EXTRAIT SOURCE:
○ ○ ○ ○ ○ ○ ○

Le MI6 reçoit un
message d'une secrétaire russe du consulat soviétique à Istanbul, Tatiana
Romanova, qui leur propose de leur apporter une machine de déchiffrement
"top secret" appelée Lektor, à condition qu'on l'aide à fuir à
l'Ouest. En réalité, elle a été engagée sans le savoir par Rosa Klebb, membre
important du SPECTRE et ancien colonel du KGB, afin d'éliminer James Bond, qui
est la cause de la chute d'un de leurs meilleurs éléments, le docteur No. La
nouvelle mission de James Bond s’annonce bien plus complexe et dangereuse que
la précédente...
Durant le tournage de Dr No (1962), Cubby Broccoli et Harry Saltzman envisagent déjà en cas de
succès de faire de Bons baisers de Russie
la seconde aventure de James Bond. Si Dr
No était le roman de Ian Fleming le plus facile à adapter pour un galop d’essai,
le choix de Bons baisers de Russie est logique puisque le roman facilita
indirectement le financement du premier film lorsqu’il figura parmi les dix livres
favoris de John Kennedy dans le magazine Life.
L’accueil positif (mais encore loin de la Bondmania qui verra le jour après Goldfinger) aura donc conforté les deux
producteurs et l’équipe du premier film est reconduite avec un budget doublé,
Terence Young à la mise en scène et bien sûr Sean Connery en Bond et même si
quelques éléments clé se désisteront pour cet épisode. Stanley Kubrick impressionné
par les décors de Dr No engagera en
effet Ken Adam pour créer la salle de contrôle de Docteur Folamour (1964), Syd Cain le remplace avec brio notamment sur la superbe salle de jeu d'échec.

○ ○ ○ ○ ○ ○ ○

DONNÉES RÉPERTORIÉES:
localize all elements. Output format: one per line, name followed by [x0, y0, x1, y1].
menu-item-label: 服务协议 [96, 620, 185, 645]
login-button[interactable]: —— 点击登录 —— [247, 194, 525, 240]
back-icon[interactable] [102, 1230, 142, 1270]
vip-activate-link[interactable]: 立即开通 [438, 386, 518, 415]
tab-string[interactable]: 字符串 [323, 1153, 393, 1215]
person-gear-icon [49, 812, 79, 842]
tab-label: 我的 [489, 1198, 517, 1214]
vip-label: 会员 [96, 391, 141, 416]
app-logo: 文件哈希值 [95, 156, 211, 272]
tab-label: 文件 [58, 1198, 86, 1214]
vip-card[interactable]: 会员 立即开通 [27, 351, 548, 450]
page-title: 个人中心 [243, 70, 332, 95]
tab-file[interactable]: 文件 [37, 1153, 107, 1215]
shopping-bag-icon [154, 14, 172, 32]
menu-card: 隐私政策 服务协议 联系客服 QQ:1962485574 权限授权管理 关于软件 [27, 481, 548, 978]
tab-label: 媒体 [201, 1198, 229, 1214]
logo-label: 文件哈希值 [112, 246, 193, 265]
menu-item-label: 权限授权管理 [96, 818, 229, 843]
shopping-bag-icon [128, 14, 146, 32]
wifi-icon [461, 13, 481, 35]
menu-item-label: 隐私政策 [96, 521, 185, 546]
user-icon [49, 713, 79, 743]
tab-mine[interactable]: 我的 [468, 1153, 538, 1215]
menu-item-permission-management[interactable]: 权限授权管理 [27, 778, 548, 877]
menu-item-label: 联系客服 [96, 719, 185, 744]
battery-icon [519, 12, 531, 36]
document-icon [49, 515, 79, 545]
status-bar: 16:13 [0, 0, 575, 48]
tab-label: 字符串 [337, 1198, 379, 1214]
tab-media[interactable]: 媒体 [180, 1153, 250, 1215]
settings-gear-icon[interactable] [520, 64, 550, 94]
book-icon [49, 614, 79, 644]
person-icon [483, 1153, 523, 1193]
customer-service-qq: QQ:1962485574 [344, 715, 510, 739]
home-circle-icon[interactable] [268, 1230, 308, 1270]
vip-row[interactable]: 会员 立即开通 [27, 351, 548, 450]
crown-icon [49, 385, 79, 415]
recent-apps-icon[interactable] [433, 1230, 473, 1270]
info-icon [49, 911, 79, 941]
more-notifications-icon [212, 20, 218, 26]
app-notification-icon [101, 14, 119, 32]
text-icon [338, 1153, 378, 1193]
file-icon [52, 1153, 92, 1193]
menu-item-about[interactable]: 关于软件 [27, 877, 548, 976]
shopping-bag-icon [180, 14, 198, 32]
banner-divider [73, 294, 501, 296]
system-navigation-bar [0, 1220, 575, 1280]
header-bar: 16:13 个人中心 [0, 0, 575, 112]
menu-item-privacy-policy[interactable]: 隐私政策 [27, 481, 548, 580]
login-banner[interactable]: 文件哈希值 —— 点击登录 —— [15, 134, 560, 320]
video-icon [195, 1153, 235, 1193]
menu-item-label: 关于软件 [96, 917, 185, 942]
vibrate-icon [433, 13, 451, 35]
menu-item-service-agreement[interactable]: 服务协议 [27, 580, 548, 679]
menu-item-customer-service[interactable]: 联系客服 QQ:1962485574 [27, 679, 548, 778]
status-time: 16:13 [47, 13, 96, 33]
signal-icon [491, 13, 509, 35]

○ ○ ○ ○ ○ ○ ○

CONSIGNE A: D'après l'extrait sur Bons baisers de Russie, qui Stanley Kubrick engage-t-il pour créer la salle de contrôle de Docteur Folamour ?
CONSIGNE B: Prolongez l'extrait sur Bons baisers de Russie en reprenant juste après sa dernière phrase.
Les données forment un matériau indépendant de l'extrait.

CORRIGÉ A: Ken Adam.

CORRIGÉ B:
On sait que Ian Fleming rêvait d’Alfred Hitchcock pour transposer
son héros à l’écran et cette influence n’aura jamais été aussi prégnante que
sur Bon baisers de Russie, surtout sa
deuxième partie lorgnant ouvertement sur La
Mort aux trousses (1959). Le scénario de ce Bond est celui se rapprochant
le plus d’un film d’espionnage classique. Le principal changement par rapport
au roman sera de détourner la pure trame de Guerre Froide de ce dernier (afin
de ne pas se mettre à dos les russes), les services secrets russes et
britanniques étant manipulés par la tentaculaire organisation du SPECTRE
introduite dans Dr No. L’appât sera
le Lektor, une machine de décodage russe que se propose de livrer l’agent russe
Tatiana Romanova (la beauté élégante de Daniela Bianchi) en échange d’un
passage à l’Ouest, le SPECTRE par cette manœuvre cherchant à s’approprier l’objet
et le revendre au plus offrant. Un scénario (signé Richard Maibaum et Johanna Harwood déjà à l’œuvre
sur Dr No) complexe que Terence Young
parvient à rendre limpide par sa narration habile.
Le monde ordinairement
glacial de l’espionnage au cinéma se pare d’un aspect ludique tout en demeurant
très rigoureux et loin de la démesure à venir. La longue introduction nous fera
ainsi découvrir plus avant le fonctionnement du SPECTRE (chaque épisode suivant
introduisant un sbire de plus en plus haut placé de l’organisation criminelle)
qui en plus de ses noirs desseins désire plus que tout se venger de Bond comme
le montrera le pré-générique (première scène du genre dans la saga) inquiétant.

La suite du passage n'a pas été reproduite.